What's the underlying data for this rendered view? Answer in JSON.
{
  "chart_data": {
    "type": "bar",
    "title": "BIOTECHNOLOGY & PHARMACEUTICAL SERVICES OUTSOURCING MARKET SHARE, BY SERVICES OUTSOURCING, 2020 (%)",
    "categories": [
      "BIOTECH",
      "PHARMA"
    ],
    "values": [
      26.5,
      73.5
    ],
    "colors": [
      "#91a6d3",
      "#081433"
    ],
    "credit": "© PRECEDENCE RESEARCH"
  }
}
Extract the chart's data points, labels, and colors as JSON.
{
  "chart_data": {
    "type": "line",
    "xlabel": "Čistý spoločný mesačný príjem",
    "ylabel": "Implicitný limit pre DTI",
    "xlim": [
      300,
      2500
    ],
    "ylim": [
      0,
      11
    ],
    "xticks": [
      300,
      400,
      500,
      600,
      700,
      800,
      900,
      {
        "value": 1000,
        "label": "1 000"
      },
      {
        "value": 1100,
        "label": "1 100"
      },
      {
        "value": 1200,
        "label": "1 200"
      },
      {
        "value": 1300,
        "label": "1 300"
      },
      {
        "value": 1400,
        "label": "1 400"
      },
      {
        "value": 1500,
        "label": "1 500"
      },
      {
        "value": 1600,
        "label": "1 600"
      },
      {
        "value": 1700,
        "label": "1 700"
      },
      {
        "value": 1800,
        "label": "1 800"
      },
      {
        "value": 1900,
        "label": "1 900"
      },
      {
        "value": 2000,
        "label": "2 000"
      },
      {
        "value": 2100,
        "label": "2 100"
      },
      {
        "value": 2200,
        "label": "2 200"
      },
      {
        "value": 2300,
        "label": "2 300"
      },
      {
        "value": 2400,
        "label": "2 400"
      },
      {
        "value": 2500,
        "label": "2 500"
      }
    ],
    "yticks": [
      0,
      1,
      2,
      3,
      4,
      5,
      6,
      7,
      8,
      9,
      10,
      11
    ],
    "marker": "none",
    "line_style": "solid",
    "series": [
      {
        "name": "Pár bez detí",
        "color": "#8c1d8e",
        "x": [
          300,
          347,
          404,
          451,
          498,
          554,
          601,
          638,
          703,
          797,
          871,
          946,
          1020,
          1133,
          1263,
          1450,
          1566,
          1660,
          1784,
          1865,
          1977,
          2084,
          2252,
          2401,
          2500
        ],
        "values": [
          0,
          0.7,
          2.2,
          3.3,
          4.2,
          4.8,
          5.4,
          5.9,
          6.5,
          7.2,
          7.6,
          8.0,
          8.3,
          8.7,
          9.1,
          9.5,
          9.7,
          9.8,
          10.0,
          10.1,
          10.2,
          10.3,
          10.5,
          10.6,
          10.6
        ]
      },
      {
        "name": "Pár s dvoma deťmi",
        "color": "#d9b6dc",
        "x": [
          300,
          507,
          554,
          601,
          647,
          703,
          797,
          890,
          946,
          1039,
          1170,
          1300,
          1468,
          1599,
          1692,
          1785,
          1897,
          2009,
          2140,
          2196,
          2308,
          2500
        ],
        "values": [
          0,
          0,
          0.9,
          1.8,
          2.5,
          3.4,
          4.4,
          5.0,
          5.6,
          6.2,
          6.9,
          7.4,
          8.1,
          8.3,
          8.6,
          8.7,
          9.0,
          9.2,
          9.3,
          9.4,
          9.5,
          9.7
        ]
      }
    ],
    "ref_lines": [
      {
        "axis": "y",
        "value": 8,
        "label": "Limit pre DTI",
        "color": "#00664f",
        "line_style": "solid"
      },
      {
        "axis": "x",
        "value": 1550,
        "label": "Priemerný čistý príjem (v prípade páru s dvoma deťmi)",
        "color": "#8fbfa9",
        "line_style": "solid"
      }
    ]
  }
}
■ ■ ■ ■ ■ ■ ■
Write each line above out exactly.

◆ **Answer in full**:
What's the underlying data for this rendered view? Answer in JSON.
{
  "chart_data": {
    "type": "bar",
    "title": "BIOTECHNOLOGY & PHARMACEUTICAL SERVICES OUTSOURCING MARKET SHARE, BY SERVICES OUTSOURCING, 2020 (%)",
    "categories": [
      "BIOTECH",
      "PHARMA"
    ],
    "values": [
      26.5,
      73.5
    ],
    "colors": [
      "#91a6d3",
      "#081433"
    ],
    "credit": "© PRECEDENCE RESEARCH"
  }
}
Extract the chart's data points, labels, and colors as JSON.
{
  "chart_data": {
    "type": "line",
    "xlabel": "Čistý spoločný mesačný príjem",
    "ylabel": "Implicitný limit pre DTI",
    "xlim": [
      300,
      2500
    ],
    "ylim": [
      0,
      11
    ],
    "xticks": [
      300,
      400,
      500,
      600,
      700,
      800,
      900,
      {
        "value": 1000,
        "label": "1 000"
      },
      {
        "value": 1100,
        "label": "1 100"
      },
      {
        "value": 1200,
        "label": "1 200"
      },
      {
        "value": 1300,
        "label": "1 300"
      },
      {
        "value": 1400,
        "label": "1 400"
      },
      {
        "value": 1500,
        "label": "1 500"
      },
      {
        "value": 1600,
        "label": "1 600"
      },
      {
        "value": 1700,
        "label": "1 700"
      },
      {
        "value": 1800,
        "label": "1 800"
      },
      {
        "value": 1900,
        "label": "1 900"
      },
      {
        "value": 2000,
        "label": "2 000"
      },
      {
        "value": 2100,
        "label": "2 100"
      },
      {
        "value": 2200,
        "label": "2 200"
      },
      {
        "value": 2300,
        "label": "2 300"
      },
      {
        "value": 2400,
        "label": "2 400"
      },
      {
        "value": 2500,
        "label": "2 500"
      }
    ],
    "yticks": [
      0,
      1,
      2,
      3,
      4,
      5,
      6,
      7,
      8,
      9,
      10,
      11
    ],
    "marker": "none",
    "line_style": "solid",
    "series": [
      {
        "name": "Pár bez detí",
        "color": "#8c1d8e",
        "x": [
          300,
          347,
          404,
          451,
          498,
          554,
          601,
          638,
          703,
          797,
          871,
          946,
          1020,
          1133,
          1263,
          1450,
          1566,
          1660,
          1784,
          1865,
          1977,
          2084,
          2252,
          2401,
          2500
        ],
        "values": [
          0,
          0.7,
          2.2,
          3.3,
          4.2,
          4.8,
          5.4,
          5.9,
          6.5,
          7.2,
          7.6,
          8.0,
          8.3,
          8.7,
          9.1,
          9.5,
          9.7,
          9.8,
          10.0,
          10.1,
          10.2,
          10.3,
          10.5,
          10.6,
          10.6
        ]
      },
      {
        "name": "Pár s dvoma deťmi",
        "color": "#d9b6dc",
        "x": [
          300,
          507,
          554,
          601,
          647,
          703,
          797,
          890,
          946,
          1039,
          1170,
          1300,
          1468,
          1599,
          1692,
          1785,
          1897,
          2009,
          2140,
          2196,
          2308,
          2500
        ],
        "values": [
          0,
          0,
          0.9,
          1.8,
          2.5,
          3.4,
          4.4,
          5.0,
          5.6,
          6.2,
          6.9,
          7.4,
          8.1,
          8.3,
          8.6,
          8.7,
          9.0,
          9.2,
          9.3,
          9.4,
          9.5,
          9.7
        ]
      }
    ],
    "ref_lines": [
      {
        "axis": "y",
        "value": 8,
        "label": "Limit pre DTI",
        "color": "#00664f",
        "line_style": "solid"
      },
      {
        "axis": "x",
        "value": 1550,
        "label": "Priemerný čistý príjem (v prípade páru s dvoma deťmi)",
        "color": "#8fbfa9",
        "line_style": "solid"
      }
    ]
  }
}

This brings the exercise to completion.